• [ENTRIES SUPPLIED]:

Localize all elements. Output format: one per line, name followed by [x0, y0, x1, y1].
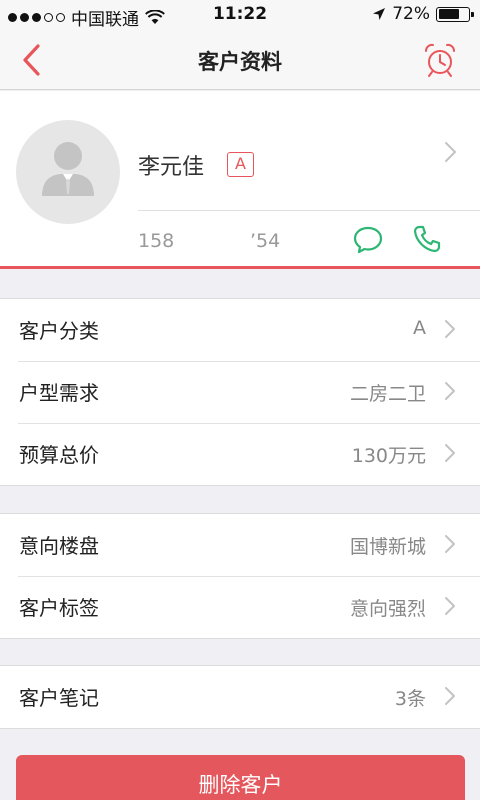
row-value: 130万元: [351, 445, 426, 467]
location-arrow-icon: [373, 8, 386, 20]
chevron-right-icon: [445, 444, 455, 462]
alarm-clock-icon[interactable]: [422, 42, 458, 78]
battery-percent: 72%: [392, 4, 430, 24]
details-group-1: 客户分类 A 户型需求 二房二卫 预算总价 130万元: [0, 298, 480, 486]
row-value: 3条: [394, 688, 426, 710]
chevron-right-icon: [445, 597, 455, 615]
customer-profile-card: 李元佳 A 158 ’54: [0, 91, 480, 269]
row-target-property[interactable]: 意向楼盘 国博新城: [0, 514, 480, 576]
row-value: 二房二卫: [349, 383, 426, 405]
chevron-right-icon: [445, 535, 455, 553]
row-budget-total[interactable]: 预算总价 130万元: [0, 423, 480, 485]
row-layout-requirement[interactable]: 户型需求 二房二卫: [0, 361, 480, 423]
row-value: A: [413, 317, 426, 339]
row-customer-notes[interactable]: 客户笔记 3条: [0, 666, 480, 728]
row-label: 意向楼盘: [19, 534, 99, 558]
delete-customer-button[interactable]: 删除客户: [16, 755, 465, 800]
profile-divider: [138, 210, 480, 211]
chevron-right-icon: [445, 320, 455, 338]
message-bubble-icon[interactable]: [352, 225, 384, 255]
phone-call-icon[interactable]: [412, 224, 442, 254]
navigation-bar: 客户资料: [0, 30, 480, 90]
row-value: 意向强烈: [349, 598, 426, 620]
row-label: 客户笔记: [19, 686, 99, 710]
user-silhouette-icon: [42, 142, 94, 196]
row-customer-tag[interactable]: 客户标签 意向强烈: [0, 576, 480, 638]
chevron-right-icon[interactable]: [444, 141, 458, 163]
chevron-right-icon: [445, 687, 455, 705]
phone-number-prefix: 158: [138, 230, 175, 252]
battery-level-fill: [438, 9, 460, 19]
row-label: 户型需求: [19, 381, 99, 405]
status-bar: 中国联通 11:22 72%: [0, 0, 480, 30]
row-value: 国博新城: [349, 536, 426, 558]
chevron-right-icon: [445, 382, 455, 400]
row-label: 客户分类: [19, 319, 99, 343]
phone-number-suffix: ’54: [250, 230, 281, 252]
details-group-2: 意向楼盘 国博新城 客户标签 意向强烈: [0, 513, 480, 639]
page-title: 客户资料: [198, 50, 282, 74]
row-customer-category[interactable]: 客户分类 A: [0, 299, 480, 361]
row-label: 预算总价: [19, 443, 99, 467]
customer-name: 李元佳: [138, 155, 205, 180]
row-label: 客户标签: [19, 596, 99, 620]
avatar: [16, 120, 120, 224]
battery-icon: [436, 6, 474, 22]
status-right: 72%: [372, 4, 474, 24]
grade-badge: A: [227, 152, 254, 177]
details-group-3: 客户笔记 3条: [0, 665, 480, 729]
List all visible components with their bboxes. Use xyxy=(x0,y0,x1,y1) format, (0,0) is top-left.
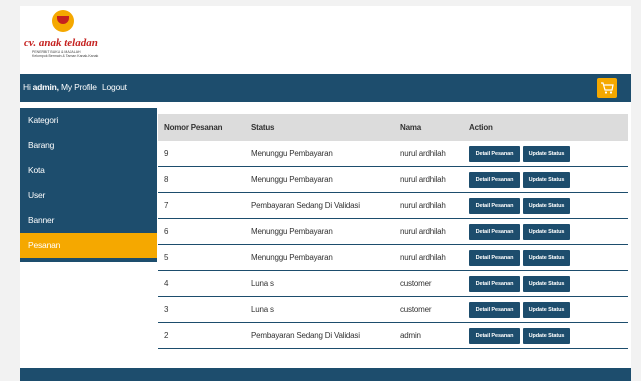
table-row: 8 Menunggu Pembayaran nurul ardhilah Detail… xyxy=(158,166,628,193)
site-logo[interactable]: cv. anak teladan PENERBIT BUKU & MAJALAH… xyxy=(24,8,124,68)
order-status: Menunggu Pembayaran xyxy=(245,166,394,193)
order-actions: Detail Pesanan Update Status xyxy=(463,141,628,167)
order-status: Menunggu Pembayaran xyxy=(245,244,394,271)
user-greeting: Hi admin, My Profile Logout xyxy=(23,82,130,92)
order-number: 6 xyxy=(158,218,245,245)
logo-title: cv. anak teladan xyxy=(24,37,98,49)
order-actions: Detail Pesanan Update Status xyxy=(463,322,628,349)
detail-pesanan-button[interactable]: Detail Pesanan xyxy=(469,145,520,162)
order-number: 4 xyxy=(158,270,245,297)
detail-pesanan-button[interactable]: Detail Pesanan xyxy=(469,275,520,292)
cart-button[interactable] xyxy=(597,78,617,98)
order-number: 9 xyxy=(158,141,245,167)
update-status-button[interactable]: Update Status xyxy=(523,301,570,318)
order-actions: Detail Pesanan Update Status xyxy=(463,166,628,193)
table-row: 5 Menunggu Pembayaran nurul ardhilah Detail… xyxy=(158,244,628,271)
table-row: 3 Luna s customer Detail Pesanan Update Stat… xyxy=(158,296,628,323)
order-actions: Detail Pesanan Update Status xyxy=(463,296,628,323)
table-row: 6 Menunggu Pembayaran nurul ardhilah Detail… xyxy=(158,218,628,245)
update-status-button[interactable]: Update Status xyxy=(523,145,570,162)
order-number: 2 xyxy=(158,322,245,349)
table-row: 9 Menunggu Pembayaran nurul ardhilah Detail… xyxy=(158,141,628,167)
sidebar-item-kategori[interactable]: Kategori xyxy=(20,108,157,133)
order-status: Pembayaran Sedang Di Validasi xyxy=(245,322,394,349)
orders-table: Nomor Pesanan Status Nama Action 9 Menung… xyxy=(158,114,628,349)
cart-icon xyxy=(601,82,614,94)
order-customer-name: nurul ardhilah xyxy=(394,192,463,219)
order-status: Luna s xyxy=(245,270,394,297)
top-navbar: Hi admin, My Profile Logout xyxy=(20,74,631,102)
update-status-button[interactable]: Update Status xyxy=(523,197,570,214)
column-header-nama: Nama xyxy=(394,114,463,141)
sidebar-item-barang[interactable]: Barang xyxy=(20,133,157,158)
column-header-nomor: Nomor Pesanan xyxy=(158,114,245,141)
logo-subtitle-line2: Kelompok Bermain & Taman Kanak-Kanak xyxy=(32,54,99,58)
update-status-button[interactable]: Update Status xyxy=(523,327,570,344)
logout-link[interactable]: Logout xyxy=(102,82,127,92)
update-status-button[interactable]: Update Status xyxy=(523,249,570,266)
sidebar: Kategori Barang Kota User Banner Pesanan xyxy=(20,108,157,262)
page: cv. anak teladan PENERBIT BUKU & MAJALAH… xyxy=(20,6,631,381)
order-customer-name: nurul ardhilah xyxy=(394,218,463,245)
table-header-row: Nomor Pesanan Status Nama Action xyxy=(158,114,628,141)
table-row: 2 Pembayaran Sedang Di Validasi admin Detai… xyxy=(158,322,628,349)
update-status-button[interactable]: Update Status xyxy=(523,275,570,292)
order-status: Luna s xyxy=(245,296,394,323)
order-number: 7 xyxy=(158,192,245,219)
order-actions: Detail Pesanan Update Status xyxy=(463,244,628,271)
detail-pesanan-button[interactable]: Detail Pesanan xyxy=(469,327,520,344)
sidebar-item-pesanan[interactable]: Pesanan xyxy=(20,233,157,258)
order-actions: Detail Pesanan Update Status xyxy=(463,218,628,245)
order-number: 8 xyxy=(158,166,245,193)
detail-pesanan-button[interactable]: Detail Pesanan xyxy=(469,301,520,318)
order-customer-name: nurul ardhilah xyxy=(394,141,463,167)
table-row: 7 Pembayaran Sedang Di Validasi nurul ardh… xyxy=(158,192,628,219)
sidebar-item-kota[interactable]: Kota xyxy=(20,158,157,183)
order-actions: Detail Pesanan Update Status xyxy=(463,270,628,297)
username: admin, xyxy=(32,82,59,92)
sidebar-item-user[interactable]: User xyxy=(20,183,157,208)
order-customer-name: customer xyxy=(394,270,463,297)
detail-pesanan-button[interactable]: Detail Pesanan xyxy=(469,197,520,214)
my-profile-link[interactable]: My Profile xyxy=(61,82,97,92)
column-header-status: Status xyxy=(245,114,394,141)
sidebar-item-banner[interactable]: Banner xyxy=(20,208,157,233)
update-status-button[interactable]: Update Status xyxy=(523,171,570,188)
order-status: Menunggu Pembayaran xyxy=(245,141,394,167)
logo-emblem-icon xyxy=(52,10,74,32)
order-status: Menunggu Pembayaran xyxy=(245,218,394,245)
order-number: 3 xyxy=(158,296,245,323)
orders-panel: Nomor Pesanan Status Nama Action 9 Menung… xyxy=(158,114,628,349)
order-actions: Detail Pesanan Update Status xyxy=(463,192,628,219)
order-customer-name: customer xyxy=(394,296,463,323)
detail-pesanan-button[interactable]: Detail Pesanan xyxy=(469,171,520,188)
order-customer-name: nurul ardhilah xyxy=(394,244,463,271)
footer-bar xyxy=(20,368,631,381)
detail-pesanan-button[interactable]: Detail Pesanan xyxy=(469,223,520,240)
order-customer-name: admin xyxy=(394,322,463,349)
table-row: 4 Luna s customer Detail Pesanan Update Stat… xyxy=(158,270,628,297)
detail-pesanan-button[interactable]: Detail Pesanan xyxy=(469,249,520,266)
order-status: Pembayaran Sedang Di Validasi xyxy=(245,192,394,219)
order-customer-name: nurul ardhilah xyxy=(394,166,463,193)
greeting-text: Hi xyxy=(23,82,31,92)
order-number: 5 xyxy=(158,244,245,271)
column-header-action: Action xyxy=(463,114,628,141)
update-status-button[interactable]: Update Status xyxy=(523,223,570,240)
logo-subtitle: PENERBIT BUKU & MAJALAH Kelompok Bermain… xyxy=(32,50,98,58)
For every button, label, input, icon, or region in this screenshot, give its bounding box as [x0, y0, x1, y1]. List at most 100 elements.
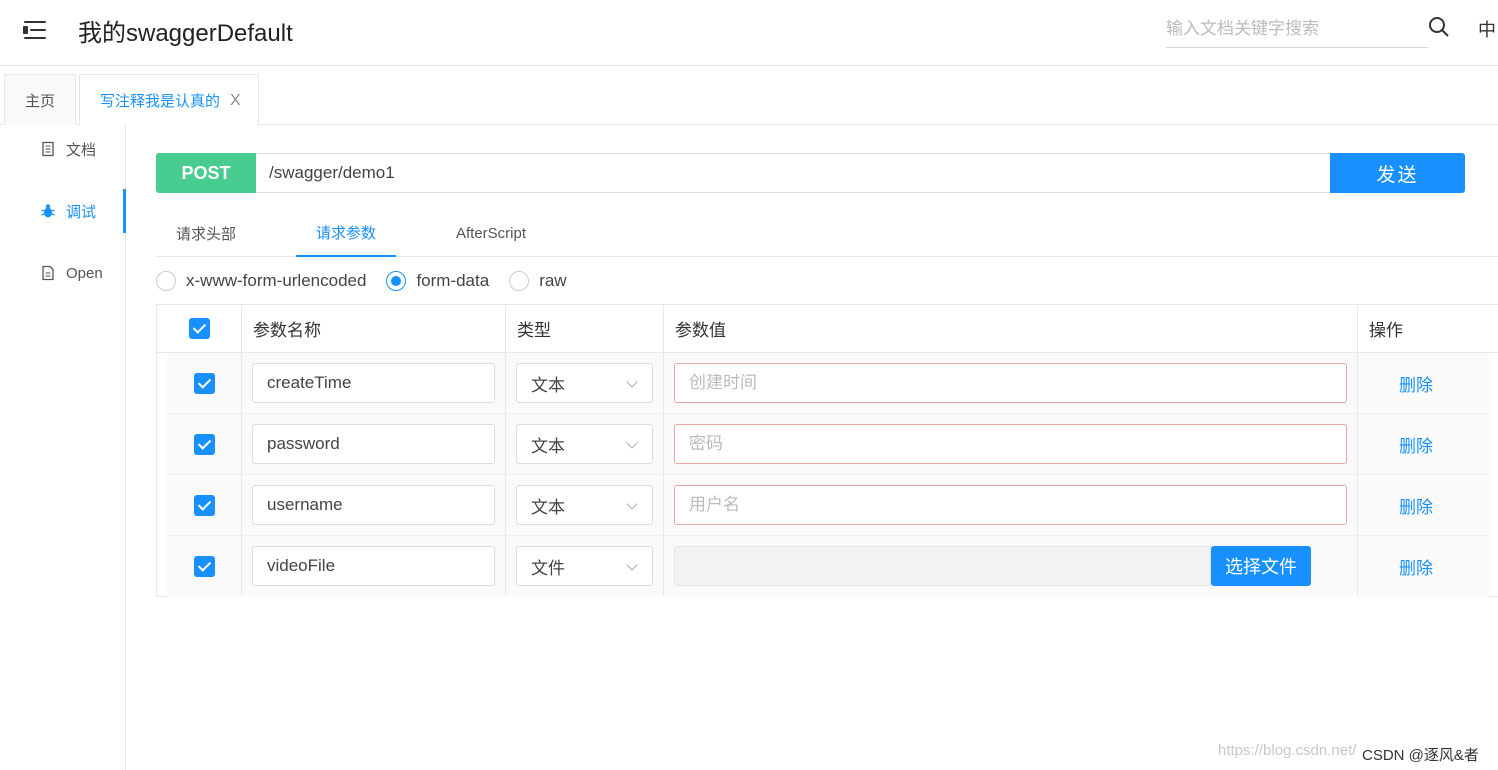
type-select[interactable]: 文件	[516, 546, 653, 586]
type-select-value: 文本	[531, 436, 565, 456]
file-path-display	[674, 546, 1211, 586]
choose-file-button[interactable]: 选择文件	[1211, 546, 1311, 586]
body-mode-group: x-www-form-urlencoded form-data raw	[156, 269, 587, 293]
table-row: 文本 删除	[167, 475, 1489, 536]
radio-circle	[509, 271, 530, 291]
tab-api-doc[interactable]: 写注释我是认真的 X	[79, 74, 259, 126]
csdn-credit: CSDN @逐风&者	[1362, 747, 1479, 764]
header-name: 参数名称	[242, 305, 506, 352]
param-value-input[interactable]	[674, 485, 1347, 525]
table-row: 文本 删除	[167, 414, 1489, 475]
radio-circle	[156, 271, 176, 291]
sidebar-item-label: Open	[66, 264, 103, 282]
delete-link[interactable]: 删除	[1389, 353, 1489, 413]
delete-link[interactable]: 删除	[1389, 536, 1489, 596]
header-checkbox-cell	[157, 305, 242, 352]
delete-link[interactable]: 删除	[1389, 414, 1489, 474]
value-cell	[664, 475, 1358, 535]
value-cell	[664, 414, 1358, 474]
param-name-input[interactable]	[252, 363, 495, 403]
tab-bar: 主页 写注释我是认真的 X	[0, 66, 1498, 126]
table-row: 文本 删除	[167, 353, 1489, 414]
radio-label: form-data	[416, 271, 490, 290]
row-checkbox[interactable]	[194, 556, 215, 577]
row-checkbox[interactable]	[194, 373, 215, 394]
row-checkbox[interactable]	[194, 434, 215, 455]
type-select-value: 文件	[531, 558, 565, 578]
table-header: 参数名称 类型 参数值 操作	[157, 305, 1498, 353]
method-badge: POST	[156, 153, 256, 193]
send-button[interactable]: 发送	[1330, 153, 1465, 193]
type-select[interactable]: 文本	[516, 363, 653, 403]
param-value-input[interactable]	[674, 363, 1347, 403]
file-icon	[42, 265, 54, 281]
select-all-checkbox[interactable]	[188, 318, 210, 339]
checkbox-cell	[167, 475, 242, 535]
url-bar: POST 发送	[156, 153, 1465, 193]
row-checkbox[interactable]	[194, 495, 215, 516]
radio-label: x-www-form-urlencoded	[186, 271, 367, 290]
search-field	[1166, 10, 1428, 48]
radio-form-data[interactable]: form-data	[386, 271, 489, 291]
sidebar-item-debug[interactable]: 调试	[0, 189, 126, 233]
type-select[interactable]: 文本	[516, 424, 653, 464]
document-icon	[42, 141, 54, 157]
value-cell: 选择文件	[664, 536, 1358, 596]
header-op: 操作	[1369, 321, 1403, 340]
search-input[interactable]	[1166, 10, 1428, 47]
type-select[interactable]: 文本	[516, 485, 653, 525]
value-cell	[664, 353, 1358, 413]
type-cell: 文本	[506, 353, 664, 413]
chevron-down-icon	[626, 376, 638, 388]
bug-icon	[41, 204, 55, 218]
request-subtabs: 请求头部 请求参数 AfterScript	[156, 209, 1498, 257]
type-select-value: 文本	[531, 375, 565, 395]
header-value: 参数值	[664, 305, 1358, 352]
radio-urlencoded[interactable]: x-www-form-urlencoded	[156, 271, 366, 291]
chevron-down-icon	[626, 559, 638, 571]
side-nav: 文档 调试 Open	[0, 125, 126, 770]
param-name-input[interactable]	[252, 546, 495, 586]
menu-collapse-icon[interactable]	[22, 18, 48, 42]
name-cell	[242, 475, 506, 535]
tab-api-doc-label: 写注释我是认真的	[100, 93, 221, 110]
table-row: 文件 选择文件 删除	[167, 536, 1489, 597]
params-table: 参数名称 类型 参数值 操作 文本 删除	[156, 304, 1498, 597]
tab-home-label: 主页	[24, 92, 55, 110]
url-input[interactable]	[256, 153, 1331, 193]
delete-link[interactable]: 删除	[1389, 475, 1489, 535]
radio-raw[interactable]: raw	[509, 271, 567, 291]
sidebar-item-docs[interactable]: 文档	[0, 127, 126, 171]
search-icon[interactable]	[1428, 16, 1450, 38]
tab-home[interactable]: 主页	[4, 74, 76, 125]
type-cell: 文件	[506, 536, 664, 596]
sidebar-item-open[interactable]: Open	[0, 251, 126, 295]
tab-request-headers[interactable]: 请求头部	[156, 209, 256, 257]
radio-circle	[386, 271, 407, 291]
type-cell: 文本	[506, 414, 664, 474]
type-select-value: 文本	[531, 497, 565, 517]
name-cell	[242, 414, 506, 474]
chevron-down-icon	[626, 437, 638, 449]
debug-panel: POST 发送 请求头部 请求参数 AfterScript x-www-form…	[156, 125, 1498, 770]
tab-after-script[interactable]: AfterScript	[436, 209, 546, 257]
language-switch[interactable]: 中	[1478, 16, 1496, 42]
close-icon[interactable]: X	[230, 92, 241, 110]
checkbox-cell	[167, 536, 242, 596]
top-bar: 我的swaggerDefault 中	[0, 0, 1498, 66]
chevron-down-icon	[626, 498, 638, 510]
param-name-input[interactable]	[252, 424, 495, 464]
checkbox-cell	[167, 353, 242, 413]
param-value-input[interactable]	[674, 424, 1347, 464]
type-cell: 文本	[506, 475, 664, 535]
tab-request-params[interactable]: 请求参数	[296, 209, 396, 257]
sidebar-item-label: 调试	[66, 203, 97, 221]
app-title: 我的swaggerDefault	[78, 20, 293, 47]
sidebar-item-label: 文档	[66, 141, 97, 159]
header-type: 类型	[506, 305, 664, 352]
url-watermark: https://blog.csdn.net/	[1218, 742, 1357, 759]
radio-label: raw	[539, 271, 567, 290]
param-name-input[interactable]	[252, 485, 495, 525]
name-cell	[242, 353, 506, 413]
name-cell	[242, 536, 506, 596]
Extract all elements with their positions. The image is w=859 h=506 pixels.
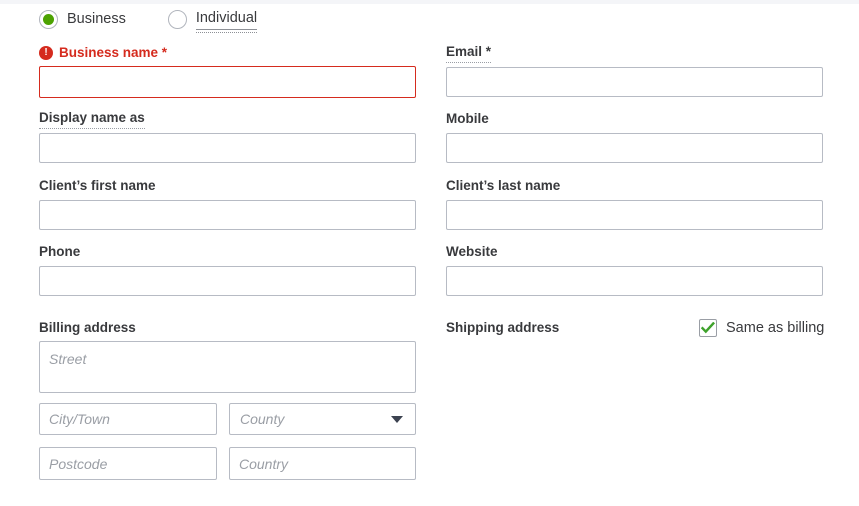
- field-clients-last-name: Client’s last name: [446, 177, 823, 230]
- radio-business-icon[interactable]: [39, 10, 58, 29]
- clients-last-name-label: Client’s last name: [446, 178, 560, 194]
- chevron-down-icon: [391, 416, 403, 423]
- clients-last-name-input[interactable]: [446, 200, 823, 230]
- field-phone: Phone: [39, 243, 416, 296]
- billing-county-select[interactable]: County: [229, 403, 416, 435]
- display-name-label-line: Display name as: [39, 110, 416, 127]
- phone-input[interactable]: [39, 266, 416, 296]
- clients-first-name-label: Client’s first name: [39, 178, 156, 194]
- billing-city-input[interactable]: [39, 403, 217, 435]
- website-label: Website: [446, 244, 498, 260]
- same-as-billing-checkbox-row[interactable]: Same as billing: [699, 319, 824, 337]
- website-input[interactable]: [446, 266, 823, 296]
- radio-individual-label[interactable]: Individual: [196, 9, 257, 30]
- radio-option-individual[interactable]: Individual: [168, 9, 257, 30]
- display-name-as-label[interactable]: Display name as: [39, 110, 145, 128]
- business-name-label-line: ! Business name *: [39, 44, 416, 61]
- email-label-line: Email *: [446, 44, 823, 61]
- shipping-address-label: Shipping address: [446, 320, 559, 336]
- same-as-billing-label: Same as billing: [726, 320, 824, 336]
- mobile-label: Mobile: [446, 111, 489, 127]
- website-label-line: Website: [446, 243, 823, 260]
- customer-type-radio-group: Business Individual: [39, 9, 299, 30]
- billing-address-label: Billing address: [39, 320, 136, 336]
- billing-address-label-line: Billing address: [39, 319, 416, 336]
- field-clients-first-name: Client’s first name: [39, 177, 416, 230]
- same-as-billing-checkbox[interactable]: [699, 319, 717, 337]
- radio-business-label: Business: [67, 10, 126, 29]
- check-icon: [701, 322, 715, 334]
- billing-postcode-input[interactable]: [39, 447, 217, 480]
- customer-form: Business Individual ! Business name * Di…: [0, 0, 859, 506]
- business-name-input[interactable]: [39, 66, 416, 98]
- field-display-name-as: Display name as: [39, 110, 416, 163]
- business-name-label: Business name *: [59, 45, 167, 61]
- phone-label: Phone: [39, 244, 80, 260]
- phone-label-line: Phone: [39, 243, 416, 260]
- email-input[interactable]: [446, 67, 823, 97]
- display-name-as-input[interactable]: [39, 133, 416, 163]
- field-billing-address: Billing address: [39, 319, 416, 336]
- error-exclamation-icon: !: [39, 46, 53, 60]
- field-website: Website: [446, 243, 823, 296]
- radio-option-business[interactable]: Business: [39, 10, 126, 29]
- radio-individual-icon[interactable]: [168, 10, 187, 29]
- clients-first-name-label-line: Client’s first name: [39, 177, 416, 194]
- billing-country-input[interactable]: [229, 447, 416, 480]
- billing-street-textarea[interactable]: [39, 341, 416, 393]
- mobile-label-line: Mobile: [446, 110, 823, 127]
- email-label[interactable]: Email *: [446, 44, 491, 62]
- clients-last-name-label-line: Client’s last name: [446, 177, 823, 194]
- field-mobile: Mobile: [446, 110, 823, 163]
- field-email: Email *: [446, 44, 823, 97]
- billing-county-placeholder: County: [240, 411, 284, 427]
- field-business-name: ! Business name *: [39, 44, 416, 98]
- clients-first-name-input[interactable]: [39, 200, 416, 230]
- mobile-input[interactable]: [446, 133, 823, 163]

• [WRITTEN PROBLEM]:
Please pull out every line in the records above that contains the string "参数名称", and copy each one in full.

• [RESPONSE BELOW]:
header-name: 参数名称	[242, 305, 506, 352]
table-header: 参数名称 类型 参数值 操作	[157, 305, 1498, 353]
params-table: 参数名称 类型 参数值 操作 文本 删除	[156, 304, 1498, 597]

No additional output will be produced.